#### [Available data]
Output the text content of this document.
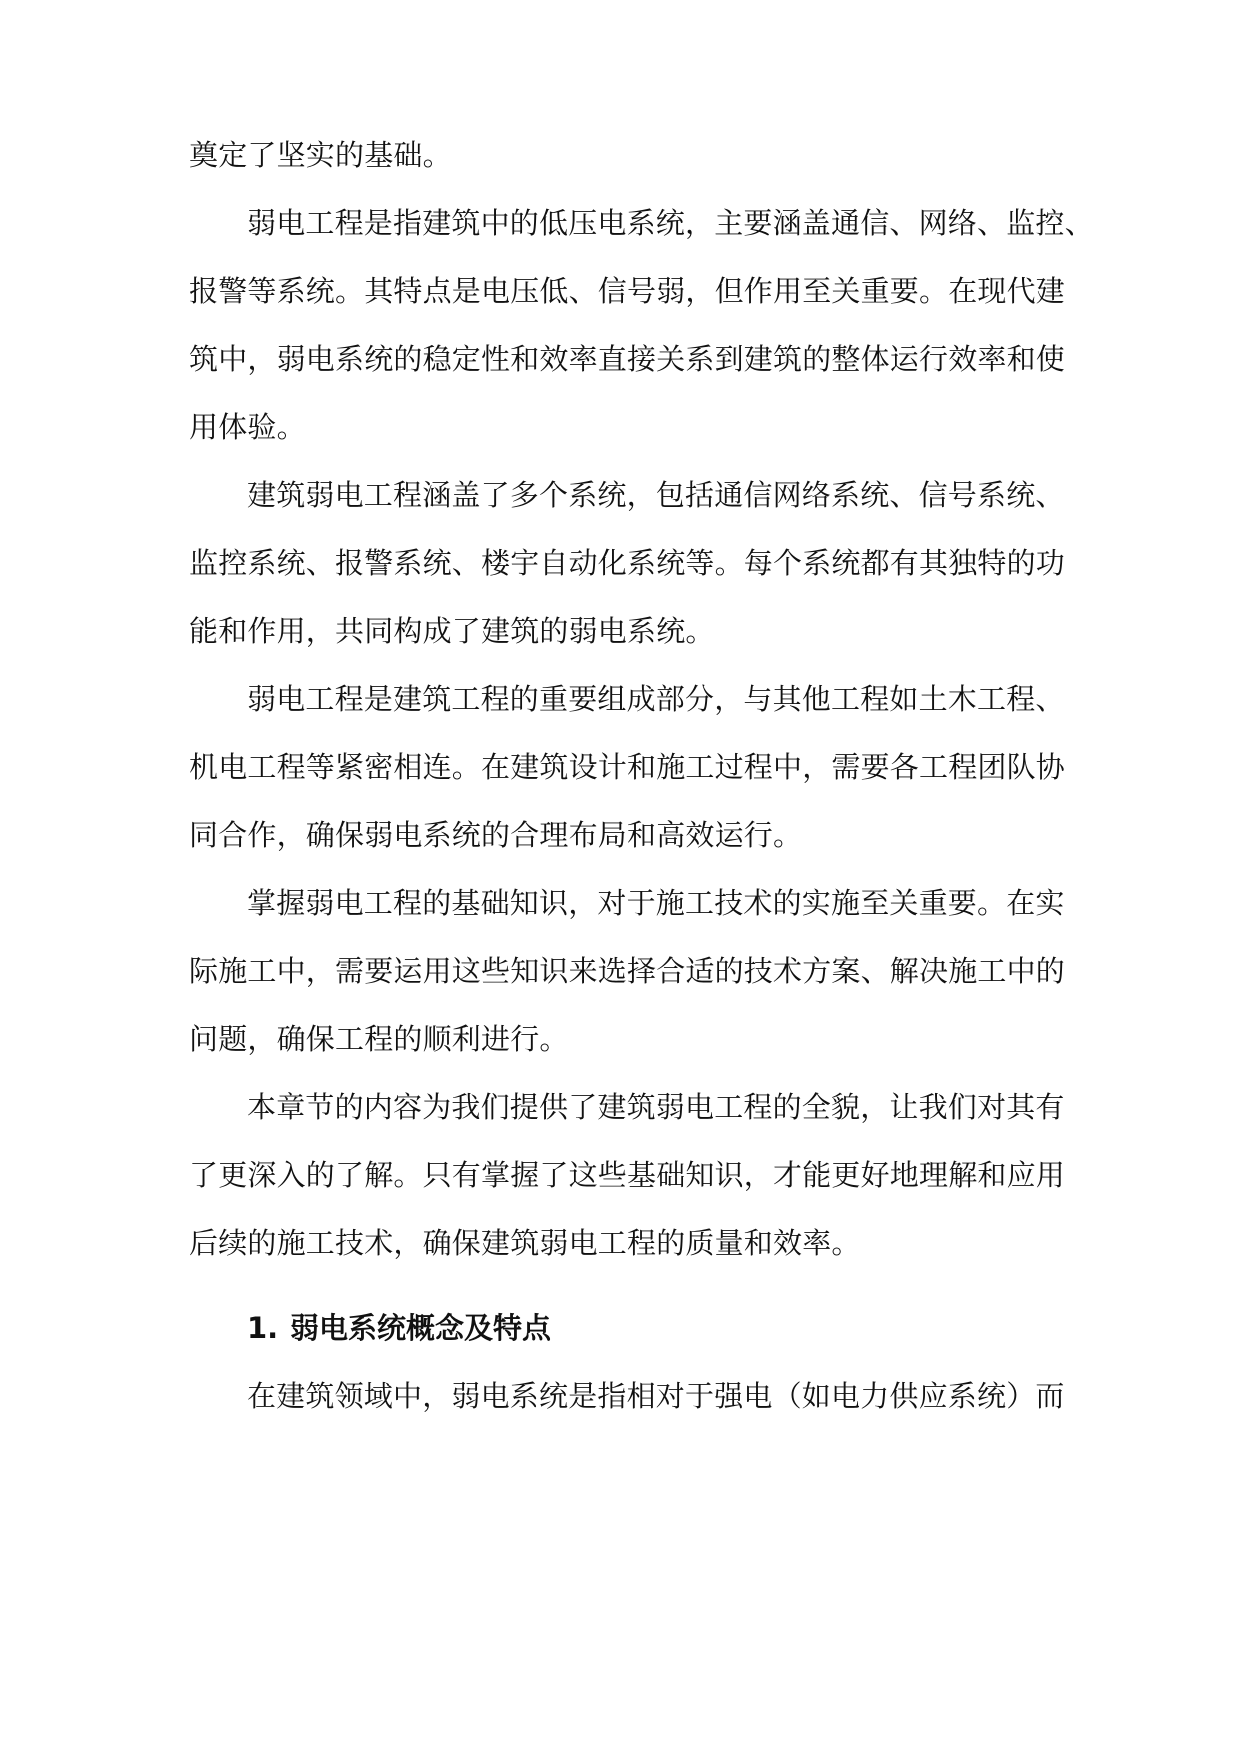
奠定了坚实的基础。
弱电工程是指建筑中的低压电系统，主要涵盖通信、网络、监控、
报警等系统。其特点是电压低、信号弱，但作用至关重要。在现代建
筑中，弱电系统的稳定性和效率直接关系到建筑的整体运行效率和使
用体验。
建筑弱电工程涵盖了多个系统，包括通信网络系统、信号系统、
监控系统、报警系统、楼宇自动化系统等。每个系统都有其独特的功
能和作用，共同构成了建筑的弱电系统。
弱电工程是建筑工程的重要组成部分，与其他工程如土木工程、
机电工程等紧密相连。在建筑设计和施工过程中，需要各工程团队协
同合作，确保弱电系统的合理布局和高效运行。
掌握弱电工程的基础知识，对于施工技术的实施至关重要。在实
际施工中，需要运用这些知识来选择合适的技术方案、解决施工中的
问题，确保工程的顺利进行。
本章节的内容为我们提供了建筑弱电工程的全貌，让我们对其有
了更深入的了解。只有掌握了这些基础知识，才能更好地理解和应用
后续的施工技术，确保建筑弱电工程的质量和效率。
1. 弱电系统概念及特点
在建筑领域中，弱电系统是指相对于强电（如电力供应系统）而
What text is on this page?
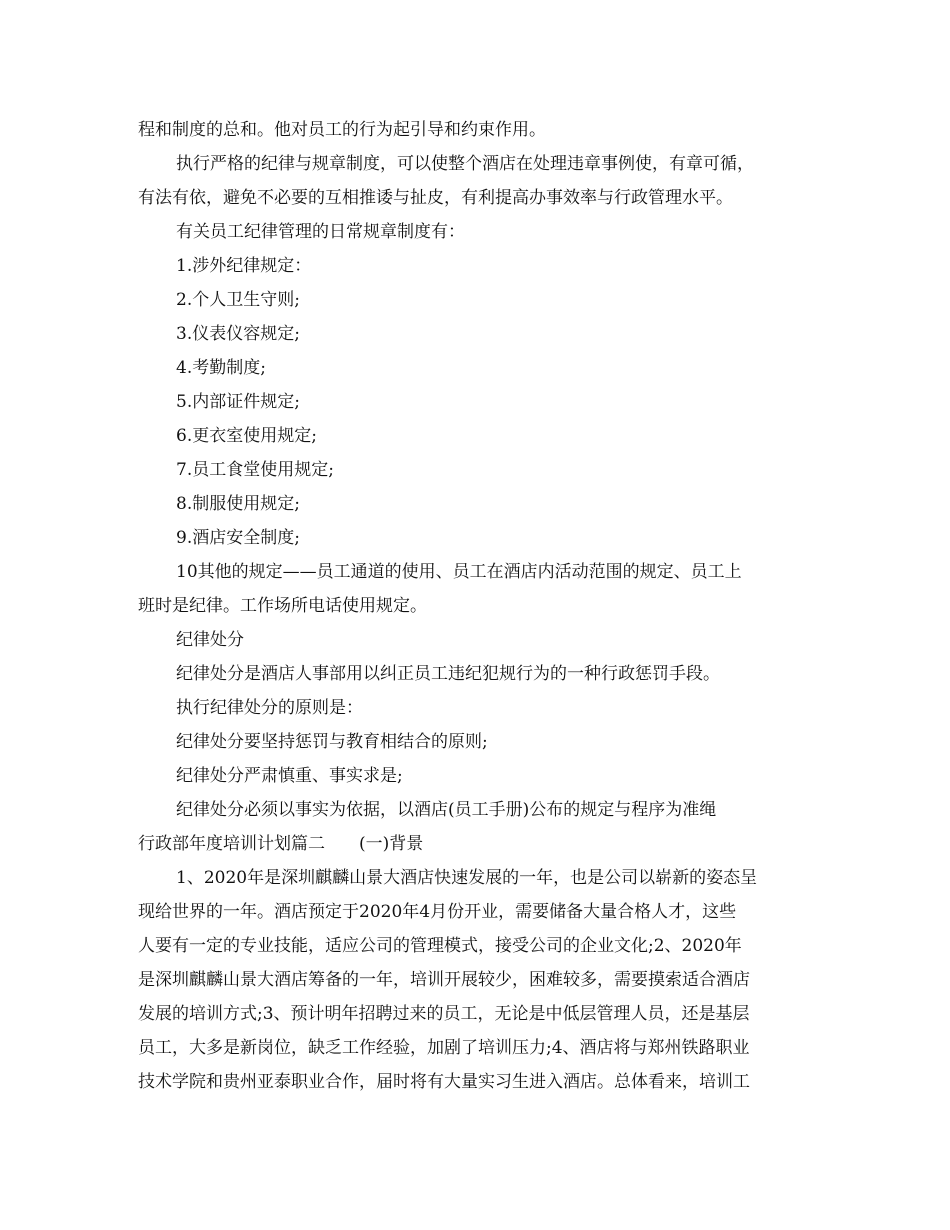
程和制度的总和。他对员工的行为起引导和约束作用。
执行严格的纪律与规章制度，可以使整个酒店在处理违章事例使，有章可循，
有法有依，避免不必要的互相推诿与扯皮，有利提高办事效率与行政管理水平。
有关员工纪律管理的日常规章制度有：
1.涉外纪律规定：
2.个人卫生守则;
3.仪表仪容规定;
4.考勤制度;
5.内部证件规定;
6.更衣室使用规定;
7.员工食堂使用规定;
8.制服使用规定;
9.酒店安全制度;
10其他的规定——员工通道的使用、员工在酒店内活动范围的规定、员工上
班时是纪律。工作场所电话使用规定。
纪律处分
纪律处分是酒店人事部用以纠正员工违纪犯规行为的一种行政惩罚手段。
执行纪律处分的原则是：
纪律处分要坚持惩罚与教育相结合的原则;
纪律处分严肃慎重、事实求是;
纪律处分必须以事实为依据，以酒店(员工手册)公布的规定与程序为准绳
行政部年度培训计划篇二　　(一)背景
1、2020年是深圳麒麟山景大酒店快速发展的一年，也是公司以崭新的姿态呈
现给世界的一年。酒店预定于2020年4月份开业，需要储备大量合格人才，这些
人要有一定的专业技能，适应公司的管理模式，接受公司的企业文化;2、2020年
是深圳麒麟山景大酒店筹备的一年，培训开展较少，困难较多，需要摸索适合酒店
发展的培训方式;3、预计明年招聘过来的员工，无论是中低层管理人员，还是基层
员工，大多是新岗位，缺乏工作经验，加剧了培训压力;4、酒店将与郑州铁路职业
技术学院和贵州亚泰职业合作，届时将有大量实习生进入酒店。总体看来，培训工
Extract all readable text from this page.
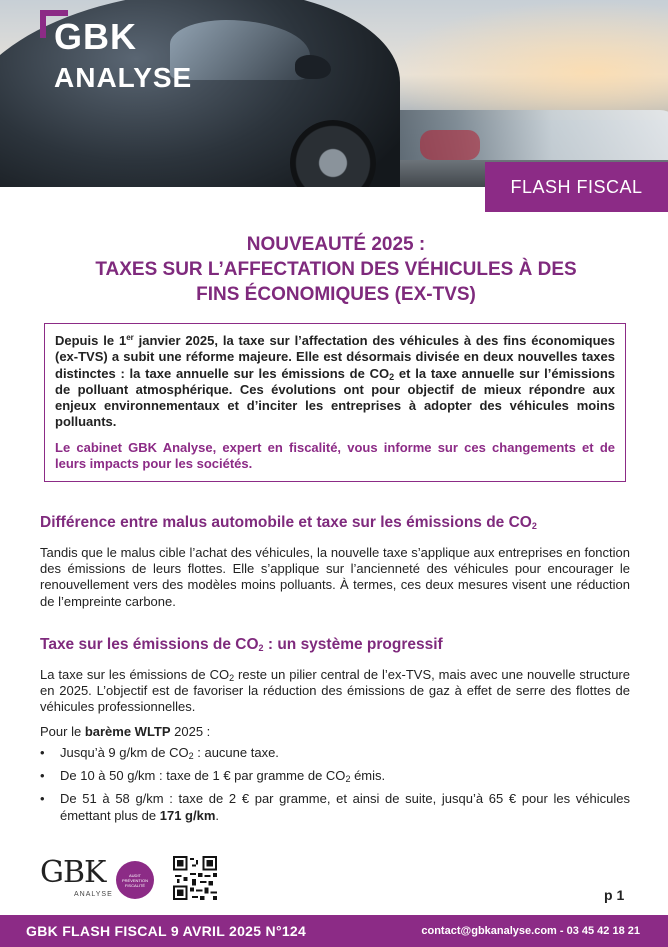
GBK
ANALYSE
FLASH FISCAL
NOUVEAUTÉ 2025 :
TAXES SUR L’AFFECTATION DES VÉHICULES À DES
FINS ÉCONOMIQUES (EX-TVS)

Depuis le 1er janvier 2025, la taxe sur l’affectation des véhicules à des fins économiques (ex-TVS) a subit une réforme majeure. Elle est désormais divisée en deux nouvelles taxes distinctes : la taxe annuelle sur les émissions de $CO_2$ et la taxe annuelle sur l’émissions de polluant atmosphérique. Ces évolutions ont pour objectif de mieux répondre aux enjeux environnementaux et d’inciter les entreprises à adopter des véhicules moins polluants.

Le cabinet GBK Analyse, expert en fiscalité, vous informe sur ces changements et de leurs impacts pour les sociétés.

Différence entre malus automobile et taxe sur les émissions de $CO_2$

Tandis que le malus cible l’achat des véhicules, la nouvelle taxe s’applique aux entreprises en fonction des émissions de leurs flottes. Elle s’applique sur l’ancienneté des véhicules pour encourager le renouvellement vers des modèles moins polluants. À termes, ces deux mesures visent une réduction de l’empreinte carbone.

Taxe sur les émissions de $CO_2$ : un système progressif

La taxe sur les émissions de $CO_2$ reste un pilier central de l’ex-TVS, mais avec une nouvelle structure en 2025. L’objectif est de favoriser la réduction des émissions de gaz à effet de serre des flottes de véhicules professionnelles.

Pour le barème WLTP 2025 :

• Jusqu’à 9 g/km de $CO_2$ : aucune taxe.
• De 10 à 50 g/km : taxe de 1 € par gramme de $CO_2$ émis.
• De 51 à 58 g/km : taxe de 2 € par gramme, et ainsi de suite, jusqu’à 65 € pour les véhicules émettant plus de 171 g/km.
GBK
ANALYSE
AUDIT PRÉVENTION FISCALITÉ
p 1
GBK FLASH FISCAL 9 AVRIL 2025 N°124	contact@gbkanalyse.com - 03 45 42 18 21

#### [Set task]
Copy every line above that holds the word "deux".

#### [Expected output]
Depuis le 1er janvier 2025, la taxe sur l’affectation des véhicules à des fins économiques (ex-TVS) a subit une réforme majeure. Elle est désormais divisée en deux nouvelles taxes distinctes : la taxe annuelle sur les émissions de $CO_2$ et la taxe annuelle sur l’émissions de polluant atmosphérique. Ces évolutions ont pour objectif de mieux répondre aux enjeux environnementaux et d’inciter les entreprises à adopter des véhicules moins polluants.
Tandis que le malus cible l’achat des véhicules, la nouvelle taxe s’applique aux entreprises en fonction des émissions de leurs flottes. Elle s’applique sur l’ancienneté des véhicules pour encourager le renouvellement vers des modèles moins polluants. À termes, ces deux mesures visent une réduction de l’empreinte carbone.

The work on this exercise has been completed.